>> start
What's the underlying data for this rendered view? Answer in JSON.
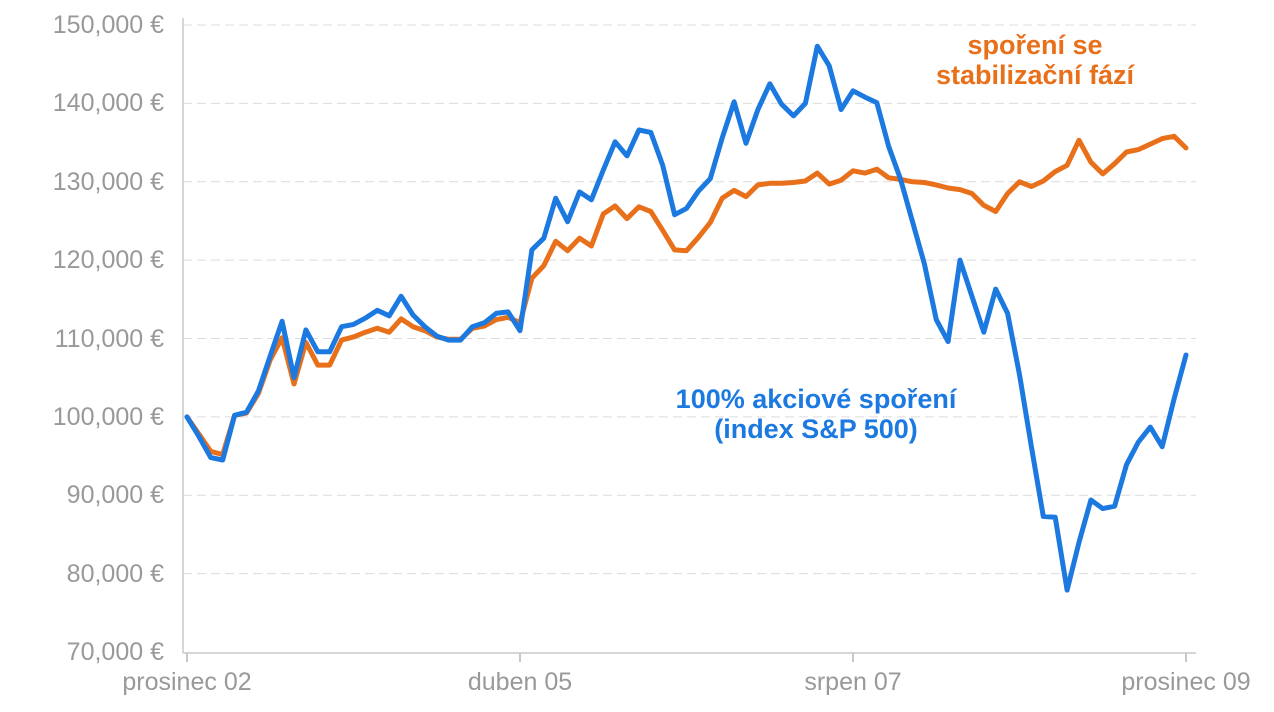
{
  "chart_data": {
    "type": "line",
    "title": "",
    "x_axis": {
      "tick_labels": [
        "prosinec 02",
        "duben 05",
        "srpen 07",
        "prosinec 09"
      ],
      "tick_month_positions": [
        0,
        28,
        56,
        84
      ],
      "months_total": 84
    },
    "y_axis": {
      "min": 70000,
      "max": 150000,
      "step": 10000,
      "tick_labels": [
        "150,000 €",
        "140,000 €",
        "130,000 €",
        "120,000 €",
        "110,000 €",
        "100,000 €",
        "90,000 €",
        "80,000 €",
        "70,000 €"
      ],
      "tick_values": [
        150000,
        140000,
        130000,
        120000,
        110000,
        100000,
        90000,
        80000,
        70000
      ],
      "unit": "€"
    },
    "grid": {
      "color": "#DCDCDC",
      "dash": "9 5",
      "shown": true
    },
    "axis_color": "#C8C8C8",
    "label_color": "#999999",
    "series": [
      {
        "id": "equity",
        "name": "100% akciové spoření (index S&P 500)",
        "color": "#1B79E0",
        "values": [
          100000,
          97500,
          94800,
          94500,
          100200,
          100600,
          103300,
          107800,
          112200,
          105000,
          111100,
          108300,
          108300,
          111500,
          111800,
          112600,
          113600,
          112900,
          115400,
          113000,
          111500,
          110300,
          109800,
          109800,
          111500,
          112000,
          113200,
          113400,
          111000,
          121300,
          122800,
          127900,
          124900,
          128700,
          127700,
          131500,
          135100,
          133300,
          136600,
          136300,
          132100,
          125800,
          126600,
          128800,
          130400,
          135600,
          140200,
          134900,
          139200,
          142500,
          139900,
          138400,
          140000,
          147300,
          144800,
          139200,
          141600,
          140800,
          140100,
          134500,
          130300,
          124900,
          119500,
          112400,
          109600,
          120000,
          115400,
          110800,
          116300,
          113200,
          105400,
          96200,
          87300,
          87200,
          77900,
          84000,
          89400,
          88300,
          88600,
          93900,
          96800,
          98700,
          96200,
          102300,
          107900
        ]
      },
      {
        "id": "stabilized",
        "name": "spoření se stabilizační fází",
        "color": "#E8701A",
        "values": [
          100000,
          97800,
          95600,
          95200,
          100200,
          100500,
          103000,
          107300,
          110100,
          104200,
          109500,
          106600,
          106600,
          109800,
          110200,
          110800,
          111300,
          110800,
          112500,
          111500,
          111000,
          110200,
          109900,
          109900,
          111300,
          111600,
          112400,
          112700,
          112000,
          117700,
          119300,
          122400,
          121200,
          122800,
          121800,
          125900,
          126900,
          125300,
          126800,
          126200,
          123800,
          121300,
          121200,
          122900,
          124800,
          127900,
          128900,
          128100,
          129600,
          129800,
          129800,
          129900,
          130100,
          131100,
          129700,
          130200,
          131400,
          131100,
          131600,
          130500,
          130300,
          130000,
          129900,
          129600,
          129200,
          129000,
          128500,
          127000,
          126200,
          128500,
          130000,
          129400,
          130100,
          131300,
          132100,
          135300,
          132500,
          131000,
          132300,
          133800,
          134100,
          134800,
          135500,
          135800,
          134300
        ]
      }
    ],
    "annotations": [
      {
        "series": "stabilized",
        "line1": "spoření se",
        "line2": "stabilizační fází"
      },
      {
        "series": "equity",
        "line1": "100% akciové spoření",
        "line2": "(index S&P 500)"
      }
    ],
    "legend_position": "annotations-on-plot"
  }
}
>> end
EXERCISE OBJECTIVE: Each line in the material either holds the string "spoření" or does not. State how many do, and nothing else.

ANSWER FOR THE TASK: 4